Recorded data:
— Begin —

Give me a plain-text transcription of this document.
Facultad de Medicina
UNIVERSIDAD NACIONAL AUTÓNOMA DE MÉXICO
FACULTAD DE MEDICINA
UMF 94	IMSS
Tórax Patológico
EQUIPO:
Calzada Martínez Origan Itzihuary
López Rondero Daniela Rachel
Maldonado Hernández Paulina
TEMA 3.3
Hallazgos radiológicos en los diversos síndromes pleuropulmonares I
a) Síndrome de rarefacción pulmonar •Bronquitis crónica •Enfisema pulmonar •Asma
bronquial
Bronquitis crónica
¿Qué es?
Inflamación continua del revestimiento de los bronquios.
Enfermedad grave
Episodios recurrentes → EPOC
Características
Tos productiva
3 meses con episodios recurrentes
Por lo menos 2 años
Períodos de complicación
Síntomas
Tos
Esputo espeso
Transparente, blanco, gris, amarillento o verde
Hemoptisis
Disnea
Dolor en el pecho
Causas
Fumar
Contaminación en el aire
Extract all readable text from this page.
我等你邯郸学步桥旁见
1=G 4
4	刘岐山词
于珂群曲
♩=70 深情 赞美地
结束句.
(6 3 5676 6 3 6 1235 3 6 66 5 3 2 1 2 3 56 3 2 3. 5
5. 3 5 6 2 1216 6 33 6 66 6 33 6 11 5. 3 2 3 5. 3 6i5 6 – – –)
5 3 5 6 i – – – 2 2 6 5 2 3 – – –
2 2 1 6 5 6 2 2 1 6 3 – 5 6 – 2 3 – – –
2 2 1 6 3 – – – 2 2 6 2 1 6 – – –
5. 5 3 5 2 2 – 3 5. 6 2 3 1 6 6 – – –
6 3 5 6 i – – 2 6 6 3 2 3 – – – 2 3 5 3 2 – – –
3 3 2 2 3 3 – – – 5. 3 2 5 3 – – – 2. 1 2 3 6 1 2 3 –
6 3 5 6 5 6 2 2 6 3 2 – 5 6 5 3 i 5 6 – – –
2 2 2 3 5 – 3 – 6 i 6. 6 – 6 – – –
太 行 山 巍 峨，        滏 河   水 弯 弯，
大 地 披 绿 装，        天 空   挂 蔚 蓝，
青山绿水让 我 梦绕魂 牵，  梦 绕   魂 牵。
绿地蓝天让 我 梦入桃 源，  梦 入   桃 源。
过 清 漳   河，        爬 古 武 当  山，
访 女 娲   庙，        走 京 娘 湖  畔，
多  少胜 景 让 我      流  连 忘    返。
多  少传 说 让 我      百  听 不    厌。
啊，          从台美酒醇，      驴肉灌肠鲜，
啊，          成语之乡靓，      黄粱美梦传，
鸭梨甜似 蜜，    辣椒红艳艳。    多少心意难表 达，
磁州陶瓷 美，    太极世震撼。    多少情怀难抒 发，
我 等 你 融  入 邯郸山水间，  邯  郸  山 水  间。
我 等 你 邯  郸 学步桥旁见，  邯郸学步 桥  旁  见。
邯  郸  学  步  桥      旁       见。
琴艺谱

— End —

**Exercise directions**
Everything from the line with "Extract all readable text from this page." to the end of the listing above needs to be duplicated exactly, both end lines included, with nothing more.

**Answer for the task**
Extract all readable text from this page.
我等你邯郸学步桥旁见
1=G 4
4	刘岐山词
于珂群曲
♩=70 深情 赞美地
结束句.
(6 3 5676 6 3 6 1235 3 6 66 5 3 2 1 2 3 56 3 2 3. 5
5. 3 5 6 2 1216 6 33 6 66 6 33 6 11 5. 3 2 3 5. 3 6i5 6 – – –)
5 3 5 6 i – – – 2 2 6 5 2 3 – – –
2 2 1 6 5 6 2 2 1 6 3 – 5 6 – 2 3 – – –
2 2 1 6 3 – – – 2 2 6 2 1 6 – – –
5. 5 3 5 2 2 – 3 5. 6 2 3 1 6 6 – – –
6 3 5 6 i – – 2 6 6 3 2 3 – – – 2 3 5 3 2 – – –
3 3 2 2 3 3 – – – 5. 3 2 5 3 – – – 2. 1 2 3 6 1 2 3 –
6 3 5 6 5 6 2 2 6 3 2 – 5 6 5 3 i 5 6 – – –
2 2 2 3 5 – 3 – 6 i 6. 6 – 6 – – –
太 行 山 巍 峨，        滏 河   水 弯 弯，
大 地 披 绿 装，        天 空   挂 蔚 蓝，
青山绿水让 我 梦绕魂 牵，  梦 绕   魂 牵。
绿地蓝天让 我 梦入桃 源，  梦 入   桃 源。
过 清 漳   河，        爬 古 武 当  山，
访 女 娲   庙，        走 京 娘 湖  畔，
多  少胜 景 让 我      流  连 忘    返。
多  少传 说 让 我      百  听 不    厌。
啊，          从台美酒醇，      驴肉灌肠鲜，
啊，          成语之乡靓，      黄粱美梦传，
鸭梨甜似 蜜，    辣椒红艳艳。    多少心意难表 达，
磁州陶瓷 美，    太极世震撼。    多少情怀难抒 发，
我 等 你 融  入 邯郸山水间，  邯  郸  山 水  间。
我 等 你 邯  郸 学步桥旁见，  邯郸学步 桥  旁  见。
邯  郸  学  步  桥      旁       见。
琴艺谱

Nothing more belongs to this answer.